» **Short task**:
Reproduce word for word the rows from the start of the records up to and including the row that contains "text-line: 曾經喃喃自語地說「好想學會唸寫」「只要能夠學會唸寫的話…」不 —".

[Records]
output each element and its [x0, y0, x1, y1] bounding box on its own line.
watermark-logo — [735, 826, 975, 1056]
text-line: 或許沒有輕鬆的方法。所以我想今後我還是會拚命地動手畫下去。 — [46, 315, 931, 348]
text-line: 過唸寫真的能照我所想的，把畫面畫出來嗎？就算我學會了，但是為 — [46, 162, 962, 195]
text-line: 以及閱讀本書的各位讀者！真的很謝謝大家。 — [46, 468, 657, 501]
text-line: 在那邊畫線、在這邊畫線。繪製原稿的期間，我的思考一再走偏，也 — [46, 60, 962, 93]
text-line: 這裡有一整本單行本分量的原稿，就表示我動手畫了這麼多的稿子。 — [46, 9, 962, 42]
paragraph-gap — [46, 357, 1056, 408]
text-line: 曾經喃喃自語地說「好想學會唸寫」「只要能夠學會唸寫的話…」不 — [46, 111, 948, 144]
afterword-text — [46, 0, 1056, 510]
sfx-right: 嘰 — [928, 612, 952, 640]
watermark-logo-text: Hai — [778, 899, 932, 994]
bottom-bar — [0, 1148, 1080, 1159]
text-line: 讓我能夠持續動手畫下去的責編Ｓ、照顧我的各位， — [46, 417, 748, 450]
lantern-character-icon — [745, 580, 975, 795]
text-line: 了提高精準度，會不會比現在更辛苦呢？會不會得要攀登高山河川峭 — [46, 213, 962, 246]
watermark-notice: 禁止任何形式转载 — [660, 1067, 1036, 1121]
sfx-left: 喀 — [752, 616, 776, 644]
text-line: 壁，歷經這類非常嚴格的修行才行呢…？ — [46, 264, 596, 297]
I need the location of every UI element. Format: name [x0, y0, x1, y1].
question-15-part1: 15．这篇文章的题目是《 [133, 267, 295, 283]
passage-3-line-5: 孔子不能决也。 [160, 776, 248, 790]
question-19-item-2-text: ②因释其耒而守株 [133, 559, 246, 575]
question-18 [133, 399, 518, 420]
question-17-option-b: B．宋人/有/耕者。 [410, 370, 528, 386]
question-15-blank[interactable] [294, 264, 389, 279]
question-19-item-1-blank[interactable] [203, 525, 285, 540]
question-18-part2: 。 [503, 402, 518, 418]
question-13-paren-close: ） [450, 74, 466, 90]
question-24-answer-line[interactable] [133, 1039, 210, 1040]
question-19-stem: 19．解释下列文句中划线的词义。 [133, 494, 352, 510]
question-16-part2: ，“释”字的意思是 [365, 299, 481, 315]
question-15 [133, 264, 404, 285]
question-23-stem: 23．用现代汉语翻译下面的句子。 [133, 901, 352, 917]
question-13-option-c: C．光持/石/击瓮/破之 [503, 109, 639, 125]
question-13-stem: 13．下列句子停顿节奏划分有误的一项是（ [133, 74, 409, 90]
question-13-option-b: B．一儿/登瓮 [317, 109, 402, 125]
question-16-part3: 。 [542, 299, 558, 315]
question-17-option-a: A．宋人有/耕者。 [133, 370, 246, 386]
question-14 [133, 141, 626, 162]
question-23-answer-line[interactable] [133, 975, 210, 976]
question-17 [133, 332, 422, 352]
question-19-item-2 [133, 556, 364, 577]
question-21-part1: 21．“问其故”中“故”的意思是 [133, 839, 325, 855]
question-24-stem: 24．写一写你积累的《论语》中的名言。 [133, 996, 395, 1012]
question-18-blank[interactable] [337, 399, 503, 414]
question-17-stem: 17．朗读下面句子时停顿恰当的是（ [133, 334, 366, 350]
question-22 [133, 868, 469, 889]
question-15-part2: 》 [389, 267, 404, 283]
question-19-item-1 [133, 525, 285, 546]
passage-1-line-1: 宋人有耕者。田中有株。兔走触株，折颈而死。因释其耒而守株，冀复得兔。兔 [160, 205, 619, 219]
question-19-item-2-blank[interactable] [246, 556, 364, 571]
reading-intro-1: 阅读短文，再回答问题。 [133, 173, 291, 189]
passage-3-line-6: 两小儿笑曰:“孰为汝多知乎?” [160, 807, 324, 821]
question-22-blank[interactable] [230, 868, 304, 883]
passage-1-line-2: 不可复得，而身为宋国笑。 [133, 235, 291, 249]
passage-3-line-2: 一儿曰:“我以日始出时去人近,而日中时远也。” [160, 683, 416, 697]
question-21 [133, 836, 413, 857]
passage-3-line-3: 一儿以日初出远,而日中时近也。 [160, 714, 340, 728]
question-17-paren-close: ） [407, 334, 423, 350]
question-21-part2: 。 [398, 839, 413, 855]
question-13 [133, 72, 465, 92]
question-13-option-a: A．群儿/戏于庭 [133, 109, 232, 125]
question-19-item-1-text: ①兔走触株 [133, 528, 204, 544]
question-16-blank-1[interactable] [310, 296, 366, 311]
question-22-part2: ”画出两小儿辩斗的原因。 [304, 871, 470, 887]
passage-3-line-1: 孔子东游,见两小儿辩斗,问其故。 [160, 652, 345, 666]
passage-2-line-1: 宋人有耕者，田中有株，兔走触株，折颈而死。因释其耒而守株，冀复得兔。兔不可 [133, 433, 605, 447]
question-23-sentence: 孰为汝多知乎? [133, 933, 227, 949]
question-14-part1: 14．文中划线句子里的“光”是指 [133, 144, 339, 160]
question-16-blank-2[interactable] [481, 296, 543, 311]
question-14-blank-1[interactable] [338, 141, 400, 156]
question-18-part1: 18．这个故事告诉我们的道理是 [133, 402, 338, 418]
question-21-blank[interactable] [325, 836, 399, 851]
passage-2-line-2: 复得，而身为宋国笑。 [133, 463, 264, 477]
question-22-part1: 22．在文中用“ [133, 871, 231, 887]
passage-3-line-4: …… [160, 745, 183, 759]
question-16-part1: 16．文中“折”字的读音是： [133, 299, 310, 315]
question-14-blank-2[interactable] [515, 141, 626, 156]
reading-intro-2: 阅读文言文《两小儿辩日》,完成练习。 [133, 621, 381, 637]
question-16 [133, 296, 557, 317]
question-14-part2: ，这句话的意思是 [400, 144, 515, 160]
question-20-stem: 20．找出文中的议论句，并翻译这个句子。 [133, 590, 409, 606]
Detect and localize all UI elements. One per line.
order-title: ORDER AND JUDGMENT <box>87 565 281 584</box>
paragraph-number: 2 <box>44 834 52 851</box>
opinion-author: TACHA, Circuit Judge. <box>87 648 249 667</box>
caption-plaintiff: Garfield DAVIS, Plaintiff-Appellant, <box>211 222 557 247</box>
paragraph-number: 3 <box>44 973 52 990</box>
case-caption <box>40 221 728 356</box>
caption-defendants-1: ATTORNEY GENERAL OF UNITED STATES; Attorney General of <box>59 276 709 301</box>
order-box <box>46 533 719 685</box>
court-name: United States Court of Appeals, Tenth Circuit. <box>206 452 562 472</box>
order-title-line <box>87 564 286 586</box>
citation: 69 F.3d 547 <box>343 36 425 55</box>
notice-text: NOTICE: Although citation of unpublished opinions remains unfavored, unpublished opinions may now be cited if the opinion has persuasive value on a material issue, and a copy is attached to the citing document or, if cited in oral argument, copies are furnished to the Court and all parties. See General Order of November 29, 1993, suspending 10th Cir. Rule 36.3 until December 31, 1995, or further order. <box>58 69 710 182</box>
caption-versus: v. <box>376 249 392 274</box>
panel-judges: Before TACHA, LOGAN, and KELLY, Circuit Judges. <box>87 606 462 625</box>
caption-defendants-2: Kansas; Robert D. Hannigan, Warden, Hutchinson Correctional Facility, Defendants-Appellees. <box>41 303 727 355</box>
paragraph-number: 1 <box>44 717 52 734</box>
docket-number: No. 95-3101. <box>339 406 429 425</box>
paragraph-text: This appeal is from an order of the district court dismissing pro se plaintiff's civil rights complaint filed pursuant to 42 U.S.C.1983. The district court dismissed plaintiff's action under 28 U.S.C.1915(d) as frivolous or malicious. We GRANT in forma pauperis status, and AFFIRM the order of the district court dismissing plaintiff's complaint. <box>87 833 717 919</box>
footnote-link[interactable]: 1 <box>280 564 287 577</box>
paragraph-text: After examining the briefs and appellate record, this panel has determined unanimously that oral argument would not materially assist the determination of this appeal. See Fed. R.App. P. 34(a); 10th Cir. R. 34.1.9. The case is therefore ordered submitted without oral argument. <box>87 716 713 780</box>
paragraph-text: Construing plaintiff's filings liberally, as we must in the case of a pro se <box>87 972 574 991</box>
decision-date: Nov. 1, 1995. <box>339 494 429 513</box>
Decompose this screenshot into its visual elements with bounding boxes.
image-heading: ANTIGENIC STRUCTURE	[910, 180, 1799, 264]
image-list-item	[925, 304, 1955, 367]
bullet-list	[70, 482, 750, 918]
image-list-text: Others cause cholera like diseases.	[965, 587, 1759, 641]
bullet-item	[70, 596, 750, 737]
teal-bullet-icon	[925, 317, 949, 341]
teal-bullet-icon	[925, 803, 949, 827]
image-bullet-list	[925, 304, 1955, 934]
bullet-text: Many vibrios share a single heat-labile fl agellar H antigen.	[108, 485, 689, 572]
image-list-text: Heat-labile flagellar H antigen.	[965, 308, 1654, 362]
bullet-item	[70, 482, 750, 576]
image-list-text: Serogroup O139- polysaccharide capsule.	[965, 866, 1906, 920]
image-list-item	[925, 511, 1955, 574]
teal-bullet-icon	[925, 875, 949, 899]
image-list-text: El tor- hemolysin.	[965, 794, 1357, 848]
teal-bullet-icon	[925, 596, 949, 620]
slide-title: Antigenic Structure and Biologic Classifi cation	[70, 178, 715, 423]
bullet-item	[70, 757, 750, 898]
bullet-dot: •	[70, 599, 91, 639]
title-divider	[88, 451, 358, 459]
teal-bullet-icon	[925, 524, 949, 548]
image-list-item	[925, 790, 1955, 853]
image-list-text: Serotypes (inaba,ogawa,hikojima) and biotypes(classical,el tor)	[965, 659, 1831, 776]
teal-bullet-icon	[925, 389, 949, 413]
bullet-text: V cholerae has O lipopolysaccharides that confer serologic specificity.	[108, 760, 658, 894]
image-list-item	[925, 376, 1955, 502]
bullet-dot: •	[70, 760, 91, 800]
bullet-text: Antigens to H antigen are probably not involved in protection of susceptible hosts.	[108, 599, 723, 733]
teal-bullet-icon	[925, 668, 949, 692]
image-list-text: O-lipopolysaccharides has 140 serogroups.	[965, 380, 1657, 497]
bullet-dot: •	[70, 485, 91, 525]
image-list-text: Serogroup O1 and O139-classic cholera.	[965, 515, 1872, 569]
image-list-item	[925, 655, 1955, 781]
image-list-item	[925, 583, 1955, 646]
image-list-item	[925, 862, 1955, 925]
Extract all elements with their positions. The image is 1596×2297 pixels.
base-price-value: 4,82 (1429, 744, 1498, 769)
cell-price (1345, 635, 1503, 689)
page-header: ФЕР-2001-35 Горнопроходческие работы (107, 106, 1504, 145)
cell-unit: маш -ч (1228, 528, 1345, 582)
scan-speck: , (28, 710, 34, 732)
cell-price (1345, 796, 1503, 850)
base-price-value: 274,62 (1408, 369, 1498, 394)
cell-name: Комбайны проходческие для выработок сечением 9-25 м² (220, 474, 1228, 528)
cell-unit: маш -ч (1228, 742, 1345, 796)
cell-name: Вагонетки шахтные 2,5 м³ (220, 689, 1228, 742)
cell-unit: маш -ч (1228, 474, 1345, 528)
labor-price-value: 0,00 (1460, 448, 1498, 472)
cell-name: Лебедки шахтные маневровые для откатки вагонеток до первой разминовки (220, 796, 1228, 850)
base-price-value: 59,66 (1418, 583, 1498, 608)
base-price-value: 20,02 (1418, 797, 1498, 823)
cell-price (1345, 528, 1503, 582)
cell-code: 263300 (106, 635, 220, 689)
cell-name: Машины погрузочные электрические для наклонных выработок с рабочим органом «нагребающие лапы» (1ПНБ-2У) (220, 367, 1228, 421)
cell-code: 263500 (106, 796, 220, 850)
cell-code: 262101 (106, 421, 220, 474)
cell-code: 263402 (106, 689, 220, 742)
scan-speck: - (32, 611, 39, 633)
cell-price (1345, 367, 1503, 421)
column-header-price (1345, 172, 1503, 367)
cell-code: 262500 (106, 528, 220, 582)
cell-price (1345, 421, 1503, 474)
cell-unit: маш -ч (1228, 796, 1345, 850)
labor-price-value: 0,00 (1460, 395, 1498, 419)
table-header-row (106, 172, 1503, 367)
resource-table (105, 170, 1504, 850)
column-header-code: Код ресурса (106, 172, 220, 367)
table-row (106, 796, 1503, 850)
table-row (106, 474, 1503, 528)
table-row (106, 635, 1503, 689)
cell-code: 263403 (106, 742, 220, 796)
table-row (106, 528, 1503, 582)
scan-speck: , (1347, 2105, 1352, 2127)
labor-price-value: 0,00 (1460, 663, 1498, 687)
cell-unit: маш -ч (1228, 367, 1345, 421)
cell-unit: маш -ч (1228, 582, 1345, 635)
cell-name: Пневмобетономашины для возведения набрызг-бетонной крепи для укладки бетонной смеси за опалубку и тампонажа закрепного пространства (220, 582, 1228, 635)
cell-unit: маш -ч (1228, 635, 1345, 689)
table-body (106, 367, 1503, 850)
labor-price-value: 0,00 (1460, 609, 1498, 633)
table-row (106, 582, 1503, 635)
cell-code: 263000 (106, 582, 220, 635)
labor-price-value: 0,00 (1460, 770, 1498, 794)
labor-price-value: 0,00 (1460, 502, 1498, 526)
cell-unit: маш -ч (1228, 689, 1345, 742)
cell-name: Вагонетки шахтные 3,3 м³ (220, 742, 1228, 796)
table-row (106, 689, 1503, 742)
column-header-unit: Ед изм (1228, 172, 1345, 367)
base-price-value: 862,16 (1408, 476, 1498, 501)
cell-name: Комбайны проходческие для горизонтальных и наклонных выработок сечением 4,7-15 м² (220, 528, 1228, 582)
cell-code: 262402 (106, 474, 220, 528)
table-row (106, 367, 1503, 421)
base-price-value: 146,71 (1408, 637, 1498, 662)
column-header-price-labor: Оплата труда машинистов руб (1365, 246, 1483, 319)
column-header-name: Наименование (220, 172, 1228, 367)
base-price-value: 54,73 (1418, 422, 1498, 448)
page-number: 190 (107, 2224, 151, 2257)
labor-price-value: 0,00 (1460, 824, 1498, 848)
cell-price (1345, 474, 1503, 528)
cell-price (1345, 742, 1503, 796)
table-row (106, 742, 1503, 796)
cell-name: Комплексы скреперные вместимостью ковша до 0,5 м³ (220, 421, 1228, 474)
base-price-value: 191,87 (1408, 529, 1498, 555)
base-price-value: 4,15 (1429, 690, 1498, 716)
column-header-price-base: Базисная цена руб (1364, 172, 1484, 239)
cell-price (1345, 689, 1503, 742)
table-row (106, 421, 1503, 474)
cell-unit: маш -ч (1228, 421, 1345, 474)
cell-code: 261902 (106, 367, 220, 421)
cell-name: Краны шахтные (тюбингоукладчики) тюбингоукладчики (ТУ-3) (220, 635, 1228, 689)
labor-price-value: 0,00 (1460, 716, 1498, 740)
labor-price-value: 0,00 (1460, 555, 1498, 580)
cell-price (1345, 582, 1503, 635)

» **Full output**:
output each element and its [x0, y0, x1, y1] bounding box on its own line.
watermark-logo — [735, 826, 975, 1056]
text-line: 或許沒有輕鬆的方法。所以我想今後我還是會拚命地動手畫下去。 — [46, 315, 931, 348]
text-line: 過唸寫真的能照我所想的，把畫面畫出來嗎？就算我學會了，但是為 — [46, 162, 962, 195]
text-line: 以及閱讀本書的各位讀者！真的很謝謝大家。 — [46, 468, 657, 501]
text-line: 在那邊畫線、在這邊畫線。繪製原稿的期間，我的思考一再走偏，也 — [46, 60, 962, 93]
text-line: 這裡有一整本單行本分量的原稿，就表示我動手畫了這麼多的稿子。 — [46, 9, 962, 42]
paragraph-gap — [46, 357, 1056, 408]
text-line: 曾經喃喃自語地說「好想學會唸寫」「只要能夠學會唸寫的話…」不 — [46, 111, 948, 144]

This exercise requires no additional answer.